▶ What the exercise asks:
Repeat the listing in full, word for word.

▶ Extracted entries:
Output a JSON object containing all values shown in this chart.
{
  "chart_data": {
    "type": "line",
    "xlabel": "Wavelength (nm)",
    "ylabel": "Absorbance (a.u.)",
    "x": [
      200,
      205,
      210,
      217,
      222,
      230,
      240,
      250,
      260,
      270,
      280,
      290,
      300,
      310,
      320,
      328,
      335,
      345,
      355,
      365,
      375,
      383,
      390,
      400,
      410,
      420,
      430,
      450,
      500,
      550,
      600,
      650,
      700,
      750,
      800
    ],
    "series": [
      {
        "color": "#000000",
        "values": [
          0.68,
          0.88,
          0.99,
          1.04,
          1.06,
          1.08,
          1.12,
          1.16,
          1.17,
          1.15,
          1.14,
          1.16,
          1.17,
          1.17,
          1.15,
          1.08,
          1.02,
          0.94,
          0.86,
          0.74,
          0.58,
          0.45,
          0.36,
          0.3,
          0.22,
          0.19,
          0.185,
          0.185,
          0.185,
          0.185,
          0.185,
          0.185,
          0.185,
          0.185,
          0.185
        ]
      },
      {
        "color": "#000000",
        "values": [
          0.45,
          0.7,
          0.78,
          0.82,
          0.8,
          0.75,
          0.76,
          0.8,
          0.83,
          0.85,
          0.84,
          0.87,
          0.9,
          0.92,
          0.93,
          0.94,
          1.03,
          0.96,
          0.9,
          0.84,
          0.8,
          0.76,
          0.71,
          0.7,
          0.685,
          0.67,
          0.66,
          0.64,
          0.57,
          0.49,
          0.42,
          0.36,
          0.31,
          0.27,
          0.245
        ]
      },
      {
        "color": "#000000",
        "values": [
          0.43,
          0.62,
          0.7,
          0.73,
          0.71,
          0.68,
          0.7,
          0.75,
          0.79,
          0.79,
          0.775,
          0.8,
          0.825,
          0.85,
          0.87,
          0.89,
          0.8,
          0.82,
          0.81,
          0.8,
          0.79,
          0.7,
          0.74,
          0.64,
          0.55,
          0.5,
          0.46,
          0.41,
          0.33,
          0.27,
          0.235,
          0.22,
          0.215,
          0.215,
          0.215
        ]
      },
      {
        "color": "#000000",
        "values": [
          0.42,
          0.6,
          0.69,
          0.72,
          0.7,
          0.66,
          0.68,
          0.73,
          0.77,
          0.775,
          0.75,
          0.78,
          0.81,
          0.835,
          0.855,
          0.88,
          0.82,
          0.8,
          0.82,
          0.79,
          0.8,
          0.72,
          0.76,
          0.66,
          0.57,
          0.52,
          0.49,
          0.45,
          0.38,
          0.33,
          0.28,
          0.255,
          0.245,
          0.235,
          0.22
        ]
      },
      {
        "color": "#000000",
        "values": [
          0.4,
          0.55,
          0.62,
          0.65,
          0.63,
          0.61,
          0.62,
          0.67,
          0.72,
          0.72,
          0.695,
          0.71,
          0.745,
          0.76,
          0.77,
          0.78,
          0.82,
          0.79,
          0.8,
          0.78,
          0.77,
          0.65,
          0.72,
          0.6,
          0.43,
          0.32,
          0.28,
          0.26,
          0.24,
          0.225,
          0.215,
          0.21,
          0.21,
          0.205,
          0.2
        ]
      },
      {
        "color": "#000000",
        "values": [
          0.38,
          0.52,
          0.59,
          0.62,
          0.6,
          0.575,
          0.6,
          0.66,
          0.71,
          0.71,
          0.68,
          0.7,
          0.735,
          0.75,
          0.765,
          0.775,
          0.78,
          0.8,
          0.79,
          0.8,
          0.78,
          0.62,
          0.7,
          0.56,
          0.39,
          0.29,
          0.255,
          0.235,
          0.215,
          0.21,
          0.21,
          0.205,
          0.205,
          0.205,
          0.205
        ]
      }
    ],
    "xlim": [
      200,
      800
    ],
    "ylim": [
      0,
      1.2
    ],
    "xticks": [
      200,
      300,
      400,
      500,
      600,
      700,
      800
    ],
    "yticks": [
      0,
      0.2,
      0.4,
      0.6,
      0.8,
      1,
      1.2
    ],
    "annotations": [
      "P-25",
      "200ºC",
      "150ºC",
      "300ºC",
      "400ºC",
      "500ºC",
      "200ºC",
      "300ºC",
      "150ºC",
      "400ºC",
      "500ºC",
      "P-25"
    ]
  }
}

▶ Written reply:
Output a JSON object containing all values shown in this chart.
{
  "chart_data": {
    "type": "line",
    "xlabel": "Wavelength (nm)",
    "ylabel": "Absorbance (a.u.)",
    "x": [
      200,
      205,
      210,
      217,
      222,
      230,
      240,
      250,
      260,
      270,
      280,
      290,
      300,
      310,
      320,
      328,
      335,
      345,
      355,
      365,
      375,
      383,
      390,
      400,
      410,
      420,
      430,
      450,
      500,
      550,
      600,
      650,
      700,
      750,
      800
    ],
    "series": [
      {
        "color": "#000000",
        "values": [
          0.68,
          0.88,
          0.99,
          1.04,
          1.06,
          1.08,
          1.12,
          1.16,
          1.17,
          1.15,
          1.14,
          1.16,
          1.17,
          1.17,
          1.15,
          1.08,
          1.02,
          0.94,
          0.86,
          0.74,
          0.58,
          0.45,
          0.36,
          0.3,
          0.22,
          0.19,
          0.185,
          0.185,
          0.185,
          0.185,
          0.185,
          0.185,
          0.185,
          0.185,
          0.185
        ]
      },
      {
        "color": "#000000",
        "values": [
          0.45,
          0.7,
          0.78,
          0.82,
          0.8,
          0.75,
          0.76,
          0.8,
          0.83,
          0.85,
          0.84,
          0.87,
          0.9,
          0.92,
          0.93,
          0.94,
          1.03,
          0.96,
          0.9,
          0.84,
          0.8,
          0.76,
          0.71,
          0.7,
          0.685,
          0.67,
          0.66,
          0.64,
          0.57,
          0.49,
          0.42,
          0.36,
          0.31,
          0.27,
          0.245
        ]
      },
      {
        "color": "#000000",
        "values": [
          0.43,
          0.62,
          0.7,
          0.73,
          0.71,
          0.68,
          0.7,
          0.75,
          0.79,
          0.79,
          0.775,
          0.8,
          0.825,
          0.85,
          0.87,
          0.89,
          0.8,
          0.82,
          0.81,
          0.8,
          0.79,
          0.7,
          0.74,
          0.64,
          0.55,
          0.5,
          0.46,
          0.41,
          0.33,
          0.27,
          0.235,
          0.22,
          0.215,
          0.215,
          0.215
        ]
      },
      {
        "color": "#000000",
        "values": [
          0.42,
          0.6,
          0.69,
          0.72,
          0.7,
          0.66,
          0.68,
          0.73,
          0.77,
          0.775,
          0.75,
          0.78,
          0.81,
          0.835,
          0.855,
          0.88,
          0.82,
          0.8,
          0.82,
          0.79,
          0.8,
          0.72,
          0.76,
          0.66,
          0.57,
          0.52,
          0.49,
          0.45,
          0.38,
          0.33,
          0.28,
          0.255,
          0.245,
          0.235,
          0.22
        ]
      },
      {
        "color": "#000000",
        "values": [
          0.4,
          0.55,
          0.62,
          0.65,
          0.63,
          0.61,
          0.62,
          0.67,
          0.72,
          0.72,
          0.695,
          0.71,
          0.745,
          0.76,
          0.77,
          0.78,
          0.82,
          0.79,
          0.8,
          0.78,
          0.77,
          0.65,
          0.72,
          0.6,
          0.43,
          0.32,
          0.28,
          0.26,
          0.24,
          0.225,
          0.215,
          0.21,
          0.21,
          0.205,
          0.2
        ]
      },
      {
        "color": "#000000",
        "values": [
          0.38,
          0.52,
          0.59,
          0.62,
          0.6,
          0.575,
          0.6,
          0.66,
          0.71,
          0.71,
          0.68,
          0.7,
          0.735,
          0.75,
          0.765,
          0.775,
          0.78,
          0.8,
          0.79,
          0.8,
          0.78,
          0.62,
          0.7,
          0.56,
          0.39,
          0.29,
          0.255,
          0.235,
          0.215,
          0.21,
          0.21,
          0.205,
          0.205,
          0.205,
          0.205
        ]
      }
    ],
    "xlim": [
      200,
      800
    ],
    "ylim": [
      0,
      1.2
    ],
    "xticks": [
      200,
      300,
      400,
      500,
      600,
      700,
      800
    ],
    "yticks": [
      0,
      0.2,
      0.4,
      0.6,
      0.8,
      1,
      1.2
    ],
    "annotations": [
      "P-25",
      "200ºC",
      "150ºC",
      "300ºC",
      "400ºC",
      "500ºC",
      "200ºC",
      "300ºC",
      "150ºC",
      "400ºC",
      "500ºC",
      "P-25"
    ]
  }
}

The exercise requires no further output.